YOUR GOAL:
Check each line of the records below for the string "section", then state how many lines contain it, with no other output.

RECORDS PROVIDED:
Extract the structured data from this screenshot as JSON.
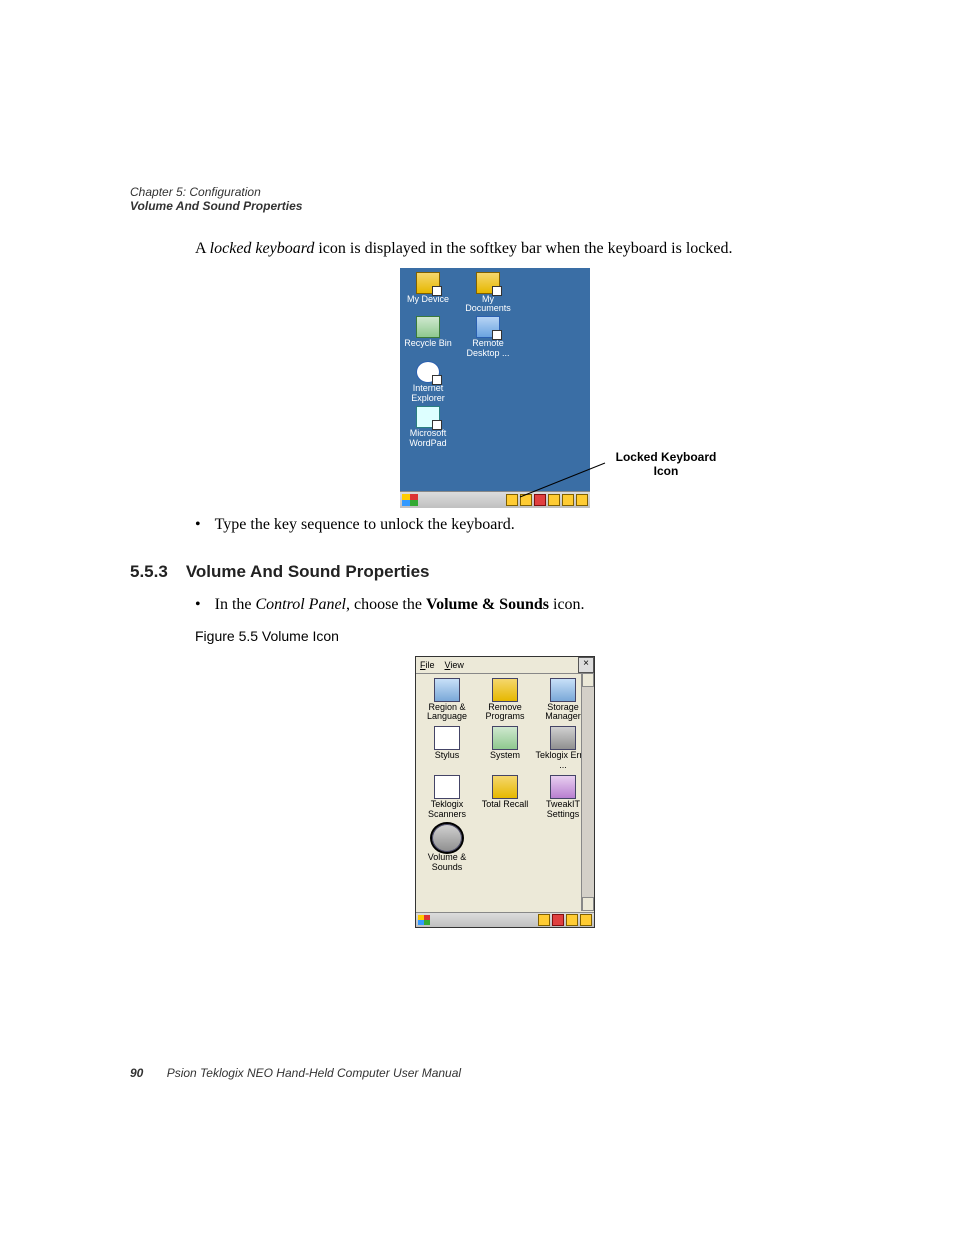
{
  "header": {
    "chapter": "Chapter 5: Configuration",
    "section": "Volume And Sound Properties"
  },
  "intro": {
    "prefix": "A ",
    "italic": "locked keyboard",
    "suffix": " icon is displayed in the softkey bar when the keyboard is locked."
  },
  "desktop": {
    "icons": [
      {
        "label": "My Device"
      },
      {
        "label": "My Documents"
      },
      {
        "label": "Recycle Bin"
      },
      {
        "label": "Remote Desktop ..."
      },
      {
        "label": "Internet Explorer"
      },
      {
        "label": ""
      },
      {
        "label": "Microsoft WordPad"
      }
    ],
    "callout": "Locked Keyboard Icon"
  },
  "bullet1": "Type the key sequence to unlock the keyboard.",
  "section": {
    "number": "5.5.3",
    "title": "Volume And Sound Properties"
  },
  "bullet2": {
    "prefix": "In the ",
    "italic": "Control Panel",
    "mid": ", choose the ",
    "bold": "Volume & Sounds",
    "suffix": " icon."
  },
  "figure_caption": "Figure 5.5  Volume Icon",
  "control_panel": {
    "menus": [
      "File",
      "View"
    ],
    "close": "×",
    "icons": [
      "Region & Language",
      "Remove Programs",
      "Storage Manager",
      "Stylus",
      "System",
      "Teklogix Error ...",
      "Teklogix Scanners",
      "Total Recall",
      "TweakIT Settings",
      "Volume & Sounds"
    ]
  },
  "footer": {
    "page": "90",
    "text": "Psion Teklogix NEO Hand-Held Computer User Manual"
  }
}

FULL ANSWER:
2